>> start

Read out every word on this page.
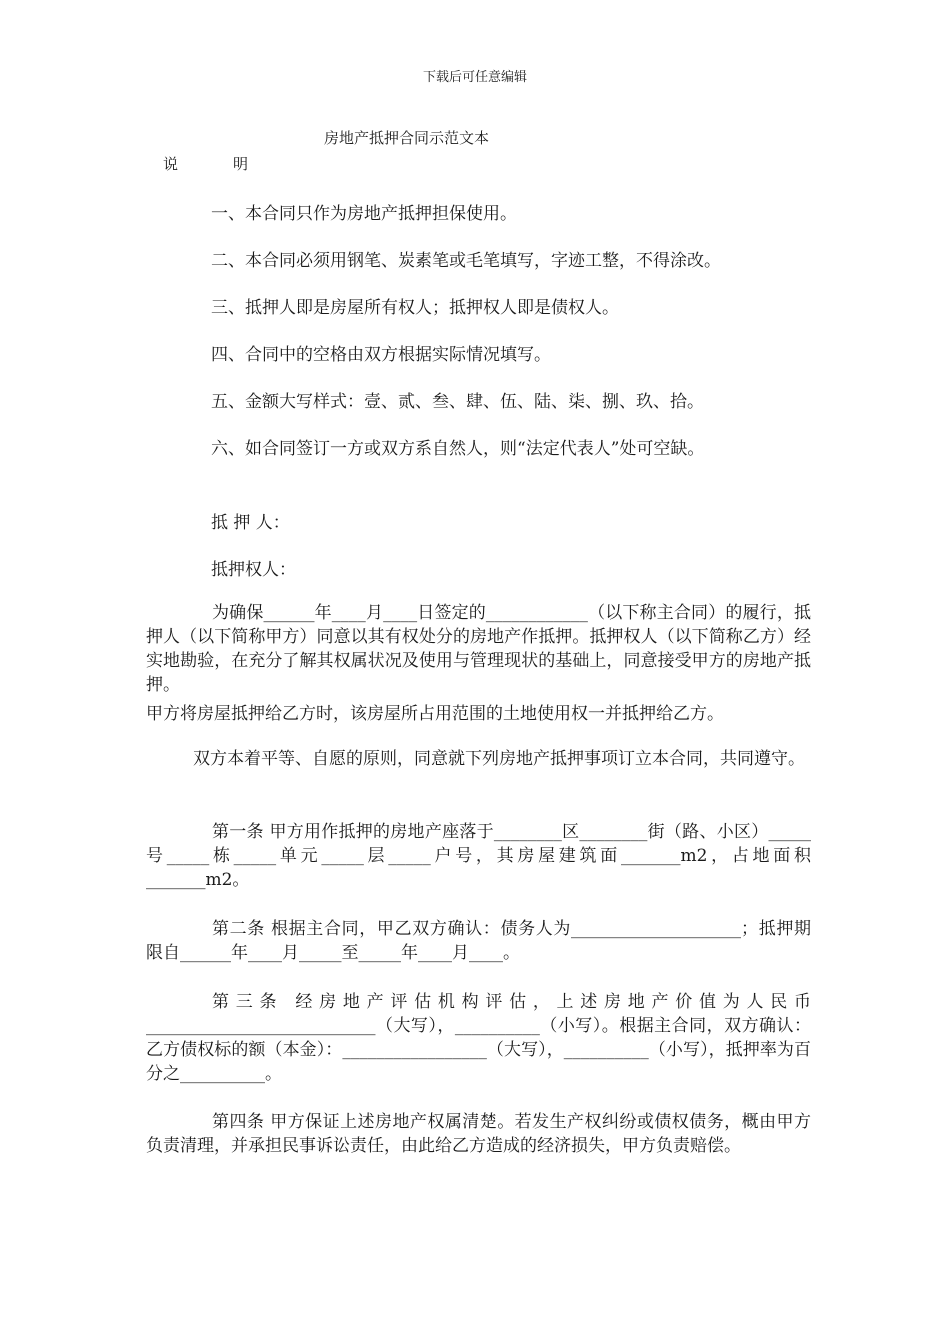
下载后可任意编辑
房地产抵押合同示范文本
说	明
一、本合同只作为房地产抵押担保使用。
二、本合同必须用钢笔、炭素笔或毛笔填写，字迹工整，不得涂改。
三、抵押人即是房屋所有权人；抵押权人即是债权人。
四、合同中的空格由双方根据实际情况填写。
五、金额大写样式：壹、贰、叁、肆、伍、陆、柒、捌、玖、拾。
六、如合同签订一方或双方系自然人，则“法定代表人”处可空缺。
抵 押 人：
抵押权人：

为确保______年____月____日签定的____________（以下称主合同）的履行，抵押人（以下简称甲方）同意以其有权处分的房地产作抵押。抵押权人（以下简称乙方）经实地勘验，在充分了解其权属状况及使用与管理现状的基础上，同意接受甲方的房地产抵押。

甲方将房屋抵押给乙方时，该房屋所占用范围的土地使用权一并抵押给乙方。

双方本着平等、自愿的原则，同意就下列房地产抵押事项订立本合同，共同遵守。

第一条 甲方用作抵押的房地产座落于________区________街（路、小区）_____号_____栋_____单元_____层_____户号，其房屋建筑面_______m2，占地面积_______m2。

第二条 根据主合同，甲乙双方确认：债务人为____________________；抵押期限自______年____月_____至_____年____月____。

第三条 经房地产评估机构评估，上述房地产价值为人民币___________________________（大写），__________（小写）。根据主合同，双方确认：乙方债权标的额（本金）：_________________（大写），__________（小写），抵押率为百分之__________。

第四条 甲方保证上述房地产权属清楚。若发生产权纠纷或债权债务，概由甲方负责清理，并承担民事诉讼责任，由此给乙方造成的经济损失，甲方负责赔偿。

>> end

Reply with one number only: how many lines of the listing hold "根据主合同"?

◆ Answer to this problem ◆
2